Exercise brief →
Only lines with the word "once" are needed; collect each of them from the listing below.

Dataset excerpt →
%%

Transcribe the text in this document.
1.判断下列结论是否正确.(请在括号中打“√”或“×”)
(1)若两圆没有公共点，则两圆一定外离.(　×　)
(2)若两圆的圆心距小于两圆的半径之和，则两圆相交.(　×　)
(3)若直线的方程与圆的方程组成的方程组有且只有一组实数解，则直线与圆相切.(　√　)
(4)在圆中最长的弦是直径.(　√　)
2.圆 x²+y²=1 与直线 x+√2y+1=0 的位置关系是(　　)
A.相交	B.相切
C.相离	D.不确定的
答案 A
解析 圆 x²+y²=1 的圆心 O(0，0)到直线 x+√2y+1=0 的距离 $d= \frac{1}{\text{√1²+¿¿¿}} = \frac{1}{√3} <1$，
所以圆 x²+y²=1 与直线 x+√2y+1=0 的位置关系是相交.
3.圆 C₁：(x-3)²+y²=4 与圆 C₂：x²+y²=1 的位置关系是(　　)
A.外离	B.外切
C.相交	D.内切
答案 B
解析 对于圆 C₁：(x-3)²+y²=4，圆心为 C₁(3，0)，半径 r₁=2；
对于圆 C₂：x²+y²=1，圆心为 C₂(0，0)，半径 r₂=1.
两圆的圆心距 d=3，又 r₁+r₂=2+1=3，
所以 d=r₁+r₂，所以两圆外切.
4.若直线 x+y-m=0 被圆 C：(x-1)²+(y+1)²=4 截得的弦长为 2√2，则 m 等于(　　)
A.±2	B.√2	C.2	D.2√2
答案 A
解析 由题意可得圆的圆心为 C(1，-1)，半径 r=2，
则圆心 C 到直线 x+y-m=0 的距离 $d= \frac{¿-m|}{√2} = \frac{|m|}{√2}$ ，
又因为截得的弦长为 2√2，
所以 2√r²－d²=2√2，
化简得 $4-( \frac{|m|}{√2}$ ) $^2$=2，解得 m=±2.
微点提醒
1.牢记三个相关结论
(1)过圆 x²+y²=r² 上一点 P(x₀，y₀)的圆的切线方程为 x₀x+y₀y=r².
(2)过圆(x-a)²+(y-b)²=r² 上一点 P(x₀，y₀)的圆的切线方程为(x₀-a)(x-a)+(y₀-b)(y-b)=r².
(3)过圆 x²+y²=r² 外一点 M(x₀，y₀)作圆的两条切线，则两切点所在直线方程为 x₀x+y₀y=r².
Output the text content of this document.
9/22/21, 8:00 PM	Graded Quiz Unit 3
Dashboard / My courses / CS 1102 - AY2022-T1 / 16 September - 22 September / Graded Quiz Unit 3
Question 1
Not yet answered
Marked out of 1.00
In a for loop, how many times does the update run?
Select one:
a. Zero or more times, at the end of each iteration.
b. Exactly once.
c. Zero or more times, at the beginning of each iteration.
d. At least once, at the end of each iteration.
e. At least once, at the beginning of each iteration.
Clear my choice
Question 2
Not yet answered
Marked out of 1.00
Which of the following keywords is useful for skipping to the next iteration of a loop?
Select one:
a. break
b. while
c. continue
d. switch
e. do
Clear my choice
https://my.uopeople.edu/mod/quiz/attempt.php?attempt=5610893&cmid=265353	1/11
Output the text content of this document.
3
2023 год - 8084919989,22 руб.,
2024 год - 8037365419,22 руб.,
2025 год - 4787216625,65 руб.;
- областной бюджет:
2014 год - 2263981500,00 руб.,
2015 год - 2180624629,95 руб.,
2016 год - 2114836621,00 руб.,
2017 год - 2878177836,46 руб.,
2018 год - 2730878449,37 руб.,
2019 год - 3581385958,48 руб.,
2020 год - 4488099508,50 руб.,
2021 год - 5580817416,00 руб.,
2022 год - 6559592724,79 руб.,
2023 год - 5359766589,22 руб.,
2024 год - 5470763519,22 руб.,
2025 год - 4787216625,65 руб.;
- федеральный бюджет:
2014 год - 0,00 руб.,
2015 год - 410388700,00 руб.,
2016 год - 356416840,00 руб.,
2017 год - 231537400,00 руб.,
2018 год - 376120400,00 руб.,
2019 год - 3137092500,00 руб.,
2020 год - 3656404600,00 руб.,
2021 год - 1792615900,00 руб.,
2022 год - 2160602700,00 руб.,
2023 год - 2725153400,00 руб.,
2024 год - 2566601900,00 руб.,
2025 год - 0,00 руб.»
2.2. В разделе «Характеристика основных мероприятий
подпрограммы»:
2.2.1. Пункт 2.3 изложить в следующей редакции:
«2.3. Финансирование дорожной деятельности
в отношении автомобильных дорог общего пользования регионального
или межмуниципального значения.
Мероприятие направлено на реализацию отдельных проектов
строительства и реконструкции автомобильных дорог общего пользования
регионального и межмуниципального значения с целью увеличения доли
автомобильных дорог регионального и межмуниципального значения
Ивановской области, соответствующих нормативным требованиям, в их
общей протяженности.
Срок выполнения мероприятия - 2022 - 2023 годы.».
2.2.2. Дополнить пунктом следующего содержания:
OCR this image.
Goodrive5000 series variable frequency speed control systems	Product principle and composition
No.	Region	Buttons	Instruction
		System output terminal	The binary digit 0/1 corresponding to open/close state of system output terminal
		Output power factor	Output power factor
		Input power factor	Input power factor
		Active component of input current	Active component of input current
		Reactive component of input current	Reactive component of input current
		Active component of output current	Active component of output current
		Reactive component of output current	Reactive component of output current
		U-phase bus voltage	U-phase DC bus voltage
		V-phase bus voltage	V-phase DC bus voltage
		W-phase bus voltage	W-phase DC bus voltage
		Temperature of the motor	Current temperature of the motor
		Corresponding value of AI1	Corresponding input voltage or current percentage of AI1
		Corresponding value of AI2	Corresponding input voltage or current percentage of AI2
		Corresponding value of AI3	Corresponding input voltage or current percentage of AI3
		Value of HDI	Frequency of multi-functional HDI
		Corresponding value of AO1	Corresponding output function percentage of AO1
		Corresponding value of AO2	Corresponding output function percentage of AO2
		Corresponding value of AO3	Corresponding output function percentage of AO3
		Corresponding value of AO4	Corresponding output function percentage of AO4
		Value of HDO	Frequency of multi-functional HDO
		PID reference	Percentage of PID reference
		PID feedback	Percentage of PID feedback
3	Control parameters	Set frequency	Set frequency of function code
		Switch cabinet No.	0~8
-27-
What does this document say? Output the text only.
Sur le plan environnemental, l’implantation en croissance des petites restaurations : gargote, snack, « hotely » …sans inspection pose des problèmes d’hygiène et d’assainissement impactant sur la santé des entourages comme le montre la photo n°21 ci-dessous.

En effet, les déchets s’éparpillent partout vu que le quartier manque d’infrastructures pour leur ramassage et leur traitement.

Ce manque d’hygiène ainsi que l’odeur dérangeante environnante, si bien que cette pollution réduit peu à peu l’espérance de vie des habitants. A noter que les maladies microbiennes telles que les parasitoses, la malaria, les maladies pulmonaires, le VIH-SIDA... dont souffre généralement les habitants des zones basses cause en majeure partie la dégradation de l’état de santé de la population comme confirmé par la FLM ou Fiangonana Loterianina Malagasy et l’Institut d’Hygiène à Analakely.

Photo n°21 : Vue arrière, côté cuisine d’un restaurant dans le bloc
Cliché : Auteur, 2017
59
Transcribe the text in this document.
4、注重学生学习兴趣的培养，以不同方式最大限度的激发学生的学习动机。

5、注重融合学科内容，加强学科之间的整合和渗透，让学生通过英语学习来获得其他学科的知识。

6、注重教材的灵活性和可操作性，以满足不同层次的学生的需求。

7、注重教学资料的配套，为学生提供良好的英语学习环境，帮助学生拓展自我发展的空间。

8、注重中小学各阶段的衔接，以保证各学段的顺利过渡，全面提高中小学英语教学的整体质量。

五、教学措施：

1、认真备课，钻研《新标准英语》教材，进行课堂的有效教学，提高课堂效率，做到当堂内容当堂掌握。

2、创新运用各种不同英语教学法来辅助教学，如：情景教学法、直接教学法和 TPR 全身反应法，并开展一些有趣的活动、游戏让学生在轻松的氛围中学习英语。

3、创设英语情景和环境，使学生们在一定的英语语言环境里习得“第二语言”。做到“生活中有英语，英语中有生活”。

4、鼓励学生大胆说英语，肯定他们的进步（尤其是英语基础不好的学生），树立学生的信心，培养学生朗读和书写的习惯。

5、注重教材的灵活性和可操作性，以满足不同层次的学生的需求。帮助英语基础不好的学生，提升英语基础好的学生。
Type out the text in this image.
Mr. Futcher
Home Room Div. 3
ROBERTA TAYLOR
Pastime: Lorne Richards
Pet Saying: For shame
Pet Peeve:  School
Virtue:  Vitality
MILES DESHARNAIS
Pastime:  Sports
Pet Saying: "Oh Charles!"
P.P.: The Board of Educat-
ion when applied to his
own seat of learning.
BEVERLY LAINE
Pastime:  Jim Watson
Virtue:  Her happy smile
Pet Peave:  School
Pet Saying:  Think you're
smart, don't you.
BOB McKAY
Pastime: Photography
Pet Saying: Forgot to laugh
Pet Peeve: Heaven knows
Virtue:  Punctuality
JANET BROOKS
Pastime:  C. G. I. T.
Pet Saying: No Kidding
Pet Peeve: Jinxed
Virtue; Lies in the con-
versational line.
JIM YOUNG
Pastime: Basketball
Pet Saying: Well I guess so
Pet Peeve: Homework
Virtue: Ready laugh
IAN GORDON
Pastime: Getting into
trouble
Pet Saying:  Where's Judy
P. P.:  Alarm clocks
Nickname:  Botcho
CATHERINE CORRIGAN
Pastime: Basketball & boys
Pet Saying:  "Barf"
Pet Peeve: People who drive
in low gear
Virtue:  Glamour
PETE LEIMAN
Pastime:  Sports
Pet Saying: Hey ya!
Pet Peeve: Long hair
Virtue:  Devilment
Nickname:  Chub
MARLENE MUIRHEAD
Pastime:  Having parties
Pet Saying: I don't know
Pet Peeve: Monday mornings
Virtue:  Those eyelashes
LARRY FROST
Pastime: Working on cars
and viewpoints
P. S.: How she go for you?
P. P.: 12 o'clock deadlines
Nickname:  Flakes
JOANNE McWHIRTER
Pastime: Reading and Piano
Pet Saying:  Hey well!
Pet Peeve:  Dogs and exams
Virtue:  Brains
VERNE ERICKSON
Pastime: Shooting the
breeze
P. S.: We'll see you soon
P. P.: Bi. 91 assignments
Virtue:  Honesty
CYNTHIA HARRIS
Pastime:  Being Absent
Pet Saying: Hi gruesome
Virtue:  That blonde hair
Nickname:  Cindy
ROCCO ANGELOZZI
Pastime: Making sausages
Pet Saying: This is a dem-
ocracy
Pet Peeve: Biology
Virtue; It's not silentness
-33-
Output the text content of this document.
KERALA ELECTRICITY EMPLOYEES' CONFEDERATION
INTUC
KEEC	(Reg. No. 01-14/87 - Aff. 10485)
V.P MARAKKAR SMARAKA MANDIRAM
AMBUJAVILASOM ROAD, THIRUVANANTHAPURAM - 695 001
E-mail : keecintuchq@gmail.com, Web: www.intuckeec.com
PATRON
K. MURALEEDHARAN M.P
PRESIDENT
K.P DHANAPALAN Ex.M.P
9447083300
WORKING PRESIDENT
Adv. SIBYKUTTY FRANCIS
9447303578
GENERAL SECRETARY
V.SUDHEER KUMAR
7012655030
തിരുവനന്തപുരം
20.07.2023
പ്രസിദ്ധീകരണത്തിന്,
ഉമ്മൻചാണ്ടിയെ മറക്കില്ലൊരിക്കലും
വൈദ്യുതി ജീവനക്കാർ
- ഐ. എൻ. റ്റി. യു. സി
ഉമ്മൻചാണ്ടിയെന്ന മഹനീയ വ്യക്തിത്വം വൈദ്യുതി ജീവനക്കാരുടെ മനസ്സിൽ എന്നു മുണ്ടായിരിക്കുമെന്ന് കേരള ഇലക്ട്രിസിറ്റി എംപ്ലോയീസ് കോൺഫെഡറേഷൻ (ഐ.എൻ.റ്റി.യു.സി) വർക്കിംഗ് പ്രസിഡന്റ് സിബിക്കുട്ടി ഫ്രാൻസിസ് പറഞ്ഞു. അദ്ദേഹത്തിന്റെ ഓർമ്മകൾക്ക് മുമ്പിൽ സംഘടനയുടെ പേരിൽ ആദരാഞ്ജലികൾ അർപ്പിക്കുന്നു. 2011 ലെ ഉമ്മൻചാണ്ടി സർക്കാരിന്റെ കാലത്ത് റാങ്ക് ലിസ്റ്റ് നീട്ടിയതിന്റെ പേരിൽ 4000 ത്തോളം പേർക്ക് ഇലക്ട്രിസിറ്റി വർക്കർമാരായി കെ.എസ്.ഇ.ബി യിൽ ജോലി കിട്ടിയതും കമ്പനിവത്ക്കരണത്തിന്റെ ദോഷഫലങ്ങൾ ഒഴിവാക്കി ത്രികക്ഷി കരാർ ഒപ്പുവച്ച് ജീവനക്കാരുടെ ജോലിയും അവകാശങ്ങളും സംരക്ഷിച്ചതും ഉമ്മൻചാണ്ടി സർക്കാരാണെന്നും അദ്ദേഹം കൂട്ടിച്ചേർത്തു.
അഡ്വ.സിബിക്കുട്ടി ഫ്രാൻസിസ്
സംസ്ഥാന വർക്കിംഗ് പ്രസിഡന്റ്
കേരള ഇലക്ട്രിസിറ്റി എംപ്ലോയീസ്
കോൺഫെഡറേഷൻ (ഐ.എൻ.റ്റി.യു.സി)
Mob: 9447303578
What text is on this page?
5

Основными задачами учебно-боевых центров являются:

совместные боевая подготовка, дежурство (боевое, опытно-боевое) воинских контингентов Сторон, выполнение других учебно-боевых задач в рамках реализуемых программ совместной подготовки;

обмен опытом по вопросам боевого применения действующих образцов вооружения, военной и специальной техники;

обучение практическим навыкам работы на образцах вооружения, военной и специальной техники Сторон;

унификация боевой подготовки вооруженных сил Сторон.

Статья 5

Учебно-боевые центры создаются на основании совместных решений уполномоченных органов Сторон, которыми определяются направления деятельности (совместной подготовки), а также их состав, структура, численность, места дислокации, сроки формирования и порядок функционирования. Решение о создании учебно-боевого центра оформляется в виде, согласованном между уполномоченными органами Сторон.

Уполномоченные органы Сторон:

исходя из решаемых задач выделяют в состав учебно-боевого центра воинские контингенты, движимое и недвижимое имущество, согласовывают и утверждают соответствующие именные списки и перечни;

%%

Answer to this task →
b. Exactly once.
d. At least once, at the end of each iteration.
e. At least once, at the beginning of each iteration.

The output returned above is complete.